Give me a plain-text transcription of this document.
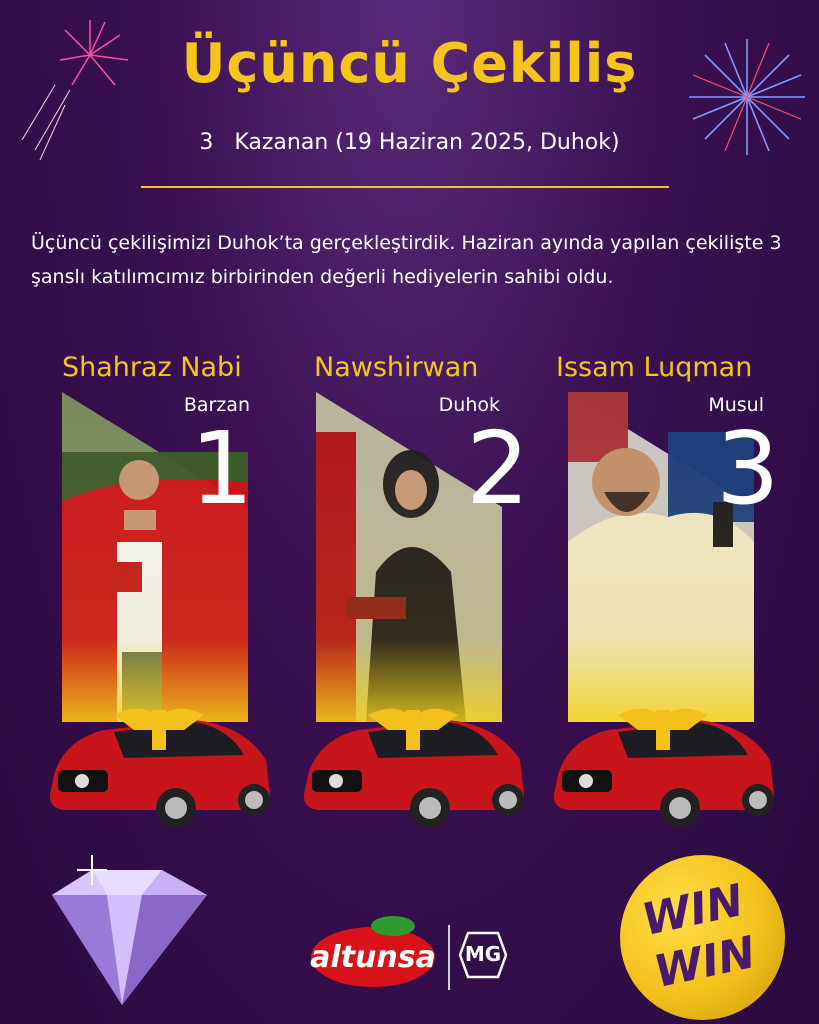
Üçüncü Çekiliş
3   Kazanan (19 Haziran 2025, Duhok)
Üçüncü çekilişimizi Duhok’ta gerçekleştirdik. Haziran ayında yapılan çekilişte 3 şanslı katılımcımız birbirinden değerli hediyelerin sahibi oldu.
Shahraz Nabi
Barzan
1
Nawshirwan
Duhok
2
Issam Luqman
Musul
3
altunsa	MG
WIN
WIN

To do:
Gather every line from the listing above in which the word "Duhok" appears.

Answer to this task:
3   Kazanan (19 Haziran 2025, Duhok)
Üçüncü çekilişimizi Duhok’ta gerçekleştirdik. Haziran ayında yapılan çekilişte 3 şanslı katılımcımız birbirinden değerli hediyelerin sahibi oldu.
Duhok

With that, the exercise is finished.